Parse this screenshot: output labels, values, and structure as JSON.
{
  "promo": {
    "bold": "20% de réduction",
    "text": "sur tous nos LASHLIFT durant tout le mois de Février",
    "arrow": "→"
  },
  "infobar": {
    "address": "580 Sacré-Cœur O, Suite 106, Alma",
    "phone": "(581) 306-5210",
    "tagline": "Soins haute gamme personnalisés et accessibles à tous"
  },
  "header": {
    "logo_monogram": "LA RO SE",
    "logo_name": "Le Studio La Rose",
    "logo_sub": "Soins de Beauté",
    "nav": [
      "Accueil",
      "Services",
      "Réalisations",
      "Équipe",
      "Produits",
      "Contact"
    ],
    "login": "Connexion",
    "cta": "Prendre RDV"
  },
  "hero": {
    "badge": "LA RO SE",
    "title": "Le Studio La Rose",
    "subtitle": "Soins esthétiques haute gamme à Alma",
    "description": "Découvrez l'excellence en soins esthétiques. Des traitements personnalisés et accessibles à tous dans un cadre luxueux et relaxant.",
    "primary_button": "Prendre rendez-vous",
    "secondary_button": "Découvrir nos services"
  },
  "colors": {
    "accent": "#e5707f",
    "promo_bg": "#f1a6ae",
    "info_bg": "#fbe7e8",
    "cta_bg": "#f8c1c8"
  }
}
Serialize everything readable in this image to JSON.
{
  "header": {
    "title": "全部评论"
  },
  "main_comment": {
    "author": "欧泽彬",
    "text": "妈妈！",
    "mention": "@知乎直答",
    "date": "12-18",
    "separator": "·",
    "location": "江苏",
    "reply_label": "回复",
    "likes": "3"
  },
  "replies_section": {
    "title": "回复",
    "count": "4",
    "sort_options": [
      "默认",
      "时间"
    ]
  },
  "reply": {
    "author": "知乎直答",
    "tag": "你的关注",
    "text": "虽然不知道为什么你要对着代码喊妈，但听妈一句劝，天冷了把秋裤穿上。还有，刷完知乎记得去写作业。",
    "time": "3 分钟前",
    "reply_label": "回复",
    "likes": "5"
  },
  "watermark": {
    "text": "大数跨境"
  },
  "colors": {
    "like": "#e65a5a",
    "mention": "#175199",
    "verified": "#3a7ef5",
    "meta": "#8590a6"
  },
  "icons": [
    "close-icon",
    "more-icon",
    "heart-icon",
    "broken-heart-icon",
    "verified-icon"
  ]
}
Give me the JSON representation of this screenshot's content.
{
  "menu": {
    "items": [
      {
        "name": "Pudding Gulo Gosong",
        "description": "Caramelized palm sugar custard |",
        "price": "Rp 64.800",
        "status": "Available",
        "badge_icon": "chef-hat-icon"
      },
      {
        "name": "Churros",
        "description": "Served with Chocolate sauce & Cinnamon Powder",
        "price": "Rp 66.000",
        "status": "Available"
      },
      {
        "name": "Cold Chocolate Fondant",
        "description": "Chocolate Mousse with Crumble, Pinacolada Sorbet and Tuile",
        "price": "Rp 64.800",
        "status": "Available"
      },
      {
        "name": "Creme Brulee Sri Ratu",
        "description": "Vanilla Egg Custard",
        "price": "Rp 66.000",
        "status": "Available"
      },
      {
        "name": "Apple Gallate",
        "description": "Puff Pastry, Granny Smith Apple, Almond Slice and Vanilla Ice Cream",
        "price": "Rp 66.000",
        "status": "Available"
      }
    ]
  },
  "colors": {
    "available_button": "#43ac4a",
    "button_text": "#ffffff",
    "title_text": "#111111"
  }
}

-.-.-

TASK OBJECTIVE: Reproduce the whole listing word for word.

ANSWER TO THE TASK:
Parse this screenshot: output labels, values, and structure as JSON.
{
  "promo": {
    "bold": "20% de réduction",
    "text": "sur tous nos LASHLIFT durant tout le mois de Février",
    "arrow": "→"
  },
  "infobar": {
    "address": "580 Sacré-Cœur O, Suite 106, Alma",
    "phone": "(581) 306-5210",
    "tagline": "Soins haute gamme personnalisés et accessibles à tous"
  },
  "header": {
    "logo_monogram": "LA RO SE",
    "logo_name": "Le Studio La Rose",
    "logo_sub": "Soins de Beauté",
    "nav": [
      "Accueil",
      "Services",
      "Réalisations",
      "Équipe",
      "Produits",
      "Contact"
    ],
    "login": "Connexion",
    "cta": "Prendre RDV"
  },
  "hero": {
    "badge": "LA RO SE",
    "title": "Le Studio La Rose",
    "subtitle": "Soins esthétiques haute gamme à Alma",
    "description": "Découvrez l'excellence en soins esthétiques. Des traitements personnalisés et accessibles à tous dans un cadre luxueux et relaxant.",
    "primary_button": "Prendre rendez-vous",
    "secondary_button": "Découvrir nos services"
  },
  "colors": {
    "accent": "#e5707f",
    "promo_bg": "#f1a6ae",
    "info_bg": "#fbe7e8",
    "cta_bg": "#f8c1c8"
  }
}
Serialize everything readable in this image to JSON.
{
  "header": {
    "title": "全部评论"
  },
  "main_comment": {
    "author": "欧泽彬",
    "text": "妈妈！",
    "mention": "@知乎直答",
    "date": "12-18",
    "separator": "·",
    "location": "江苏",
    "reply_label": "回复",
    "likes": "3"
  },
  "replies_section": {
    "title": "回复",
    "count": "4",
    "sort_options": [
      "默认",
      "时间"
    ]
  },
  "reply": {
    "author": "知乎直答",
    "tag": "你的关注",
    "text": "虽然不知道为什么你要对着代码喊妈，但听妈一句劝，天冷了把秋裤穿上。还有，刷完知乎记得去写作业。",
    "time": "3 分钟前",
    "reply_label": "回复",
    "likes": "5"
  },
  "watermark": {
    "text": "大数跨境"
  },
  "colors": {
    "like": "#e65a5a",
    "mention": "#175199",
    "verified": "#3a7ef5",
    "meta": "#8590a6"
  },
  "icons": [
    "close-icon",
    "more-icon",
    "heart-icon",
    "broken-heart-icon",
    "verified-icon"
  ]
}
Give me the JSON representation of this screenshot's content.
{
  "menu": {
    "items": [
      {
        "name": "Pudding Gulo Gosong",
        "description": "Caramelized palm sugar custard |",
        "price": "Rp 64.800",
        "status": "Available",
        "badge_icon": "chef-hat-icon"
      },
      {
        "name": "Churros",
        "description": "Served with Chocolate sauce & Cinnamon Powder",
        "price": "Rp 66.000",
        "status": "Available"
      },
      {
        "name": "Cold Chocolate Fondant",
        "description": "Chocolate Mousse with Crumble, Pinacolada Sorbet and Tuile",
        "price": "Rp 64.800",
        "status": "Available"
      },
      {
        "name": "Creme Brulee Sri Ratu",
        "description": "Vanilla Egg Custard",
        "price": "Rp 66.000",
        "status": "Available"
      },
      {
        "name": "Apple Gallate",
        "description": "Puff Pastry, Granny Smith Apple, Almond Slice and Vanilla Ice Cream",
        "price": "Rp 66.000",
        "status": "Available"
      }
    ]
  },
  "colors": {
    "available_button": "#43ac4a",
    "button_text": "#ffffff",
    "title_text": "#111111"
  }
}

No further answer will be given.